» What to work on:
**a)** According to the WIPO panel decision, on what date did the Respondent file a Response?
**b)** Copy the stretch of the WIPO panel decision from "ADMINISTRATIVE PANEL DECISION" through "3480, Fredensborg, Denmark." without changing a word.
-- START OF Page --
WIPO

WIPO Arbitration and Mediation Center

 

ADMINISTRATIVE PANEL DECISION

Patrick Holding ApS v. PF otherwise known as Patrick Frey

Case No. DBIZ2002-0250

 

1. The Parties

The Complainant in this administrative proceeding is Patrick Holding ApS, a private limited company registered and existing under the laws of Denmark having its principal place of business at Langstrupvej 8, 3480, Fredensborg, Denmark.

The name of the Respondent is PF othewise known as Patrick Frey, having an address at Watzmannstr. 10, 82319, Starnberg, Germany.

 

2. The Domain Name and Registrar

The domain name in dispute is <patrick.biz>.

The Registrar with which said domain name is registered is Intercosmos Media Group, Inc. d/b/a Directnic.com, New Orleans, Louisiana 70130, United States of America (hereinafter "the Registrar").

 

3. Procedural History

On May 21, 2002, the Complaint was received by the WIPO Arbitration and Mediation Center ("the Center") by e-mail. The hard copy of the Complaint was received by the Center on June 5, 2002.

In accordance with paragraph 4(a) of the Rules for Start-up Trademark Opposition Policy for .BIZ ("the STOP Rules") the Center verified that the Complaint satisfied the formal requirements of the Start-up Trademark Opposition Policy for .BIZ ("the STOP"), the STOP Rules and the WIPO Supplemental STOP Rules and that payment in the required amount had been paid by the Complainant.

On June 6, 2002, the Respondent filed a Response.

On June 19, 2002, the Center sent a Notification of STOP Complaint and Commencement of Administrative Proceeding to the Respondent by post/courier and by e-mail. A copy of said Notification was sent to the authorized representative of the Complainant by e-mail. Further copies of said Notification were sent to the Internet Corporation for Assigned Names and Numbers ("ICANN") and to the Registrar by e-mail.
-- END OF Page --
-- START OF Data lines --
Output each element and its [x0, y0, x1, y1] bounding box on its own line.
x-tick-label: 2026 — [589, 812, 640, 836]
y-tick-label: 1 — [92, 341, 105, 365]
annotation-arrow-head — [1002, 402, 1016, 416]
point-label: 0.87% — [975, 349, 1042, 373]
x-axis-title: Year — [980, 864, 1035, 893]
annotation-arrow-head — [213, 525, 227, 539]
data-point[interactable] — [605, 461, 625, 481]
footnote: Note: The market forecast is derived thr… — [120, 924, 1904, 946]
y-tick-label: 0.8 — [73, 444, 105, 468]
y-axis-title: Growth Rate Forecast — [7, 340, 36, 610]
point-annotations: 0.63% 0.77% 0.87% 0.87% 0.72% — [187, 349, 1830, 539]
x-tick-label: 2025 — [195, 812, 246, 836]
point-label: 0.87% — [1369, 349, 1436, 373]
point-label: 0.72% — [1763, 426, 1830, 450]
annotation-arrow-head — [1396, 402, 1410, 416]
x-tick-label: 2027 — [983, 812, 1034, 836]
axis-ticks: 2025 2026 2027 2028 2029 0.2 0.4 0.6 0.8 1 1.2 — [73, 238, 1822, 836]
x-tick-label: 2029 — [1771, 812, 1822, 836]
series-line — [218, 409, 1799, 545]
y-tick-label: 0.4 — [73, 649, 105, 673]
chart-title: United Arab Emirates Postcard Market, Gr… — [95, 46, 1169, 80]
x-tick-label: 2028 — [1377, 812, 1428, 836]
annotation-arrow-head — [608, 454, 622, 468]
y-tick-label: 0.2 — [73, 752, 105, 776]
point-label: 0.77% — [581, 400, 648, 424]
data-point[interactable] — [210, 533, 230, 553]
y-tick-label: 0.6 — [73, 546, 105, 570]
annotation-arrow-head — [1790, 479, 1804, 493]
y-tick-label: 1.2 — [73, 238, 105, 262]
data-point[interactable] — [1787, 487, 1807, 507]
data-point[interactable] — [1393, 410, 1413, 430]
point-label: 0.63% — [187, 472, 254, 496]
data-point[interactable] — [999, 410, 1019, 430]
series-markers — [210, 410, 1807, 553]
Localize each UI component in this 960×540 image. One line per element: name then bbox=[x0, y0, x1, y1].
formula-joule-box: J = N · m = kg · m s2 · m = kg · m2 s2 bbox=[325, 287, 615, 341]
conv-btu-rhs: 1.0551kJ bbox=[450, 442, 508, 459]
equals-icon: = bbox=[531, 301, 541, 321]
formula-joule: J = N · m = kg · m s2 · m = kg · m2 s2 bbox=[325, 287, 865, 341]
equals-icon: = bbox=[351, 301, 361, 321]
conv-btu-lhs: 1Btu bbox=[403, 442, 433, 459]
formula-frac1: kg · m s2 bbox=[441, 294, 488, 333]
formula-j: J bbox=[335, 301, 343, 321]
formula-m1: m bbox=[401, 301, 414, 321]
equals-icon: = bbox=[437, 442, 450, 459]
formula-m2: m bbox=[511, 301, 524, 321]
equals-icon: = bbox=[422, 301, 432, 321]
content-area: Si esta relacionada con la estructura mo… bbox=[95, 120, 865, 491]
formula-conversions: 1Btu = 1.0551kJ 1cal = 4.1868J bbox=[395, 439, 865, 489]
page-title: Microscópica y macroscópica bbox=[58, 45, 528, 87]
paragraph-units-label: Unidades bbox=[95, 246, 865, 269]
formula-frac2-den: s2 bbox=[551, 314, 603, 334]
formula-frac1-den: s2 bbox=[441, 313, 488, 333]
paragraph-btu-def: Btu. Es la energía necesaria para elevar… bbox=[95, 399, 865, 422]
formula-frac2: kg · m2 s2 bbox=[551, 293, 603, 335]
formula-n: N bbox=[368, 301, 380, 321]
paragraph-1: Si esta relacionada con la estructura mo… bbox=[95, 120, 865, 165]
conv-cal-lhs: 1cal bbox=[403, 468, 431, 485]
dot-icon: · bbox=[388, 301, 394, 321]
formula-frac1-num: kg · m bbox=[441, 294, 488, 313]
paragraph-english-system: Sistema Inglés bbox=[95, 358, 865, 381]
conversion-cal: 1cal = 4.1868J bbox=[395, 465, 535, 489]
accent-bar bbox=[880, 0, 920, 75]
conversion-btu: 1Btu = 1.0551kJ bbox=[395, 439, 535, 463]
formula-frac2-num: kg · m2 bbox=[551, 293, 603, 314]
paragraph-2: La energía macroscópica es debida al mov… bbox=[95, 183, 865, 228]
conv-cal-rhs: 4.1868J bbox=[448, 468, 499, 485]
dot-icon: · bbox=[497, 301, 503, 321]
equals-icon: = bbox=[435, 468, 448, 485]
-- END OF Data lines --
» Set of answers:
**a)** June 6, 2002

**b)**
ADMINISTRATIVE PANEL DECISION

Patrick Holding ApS v. PF otherwise known as Patrick Frey

Case No. DBIZ2002-0250

 

1. The Parties

The Complainant in this administrative proceeding is Patrick Holding ApS, a private limited company registered and existing under the laws of Denmark having its principal place of business at Langstrupvej 8, 3480, Fredensborg, Denmark.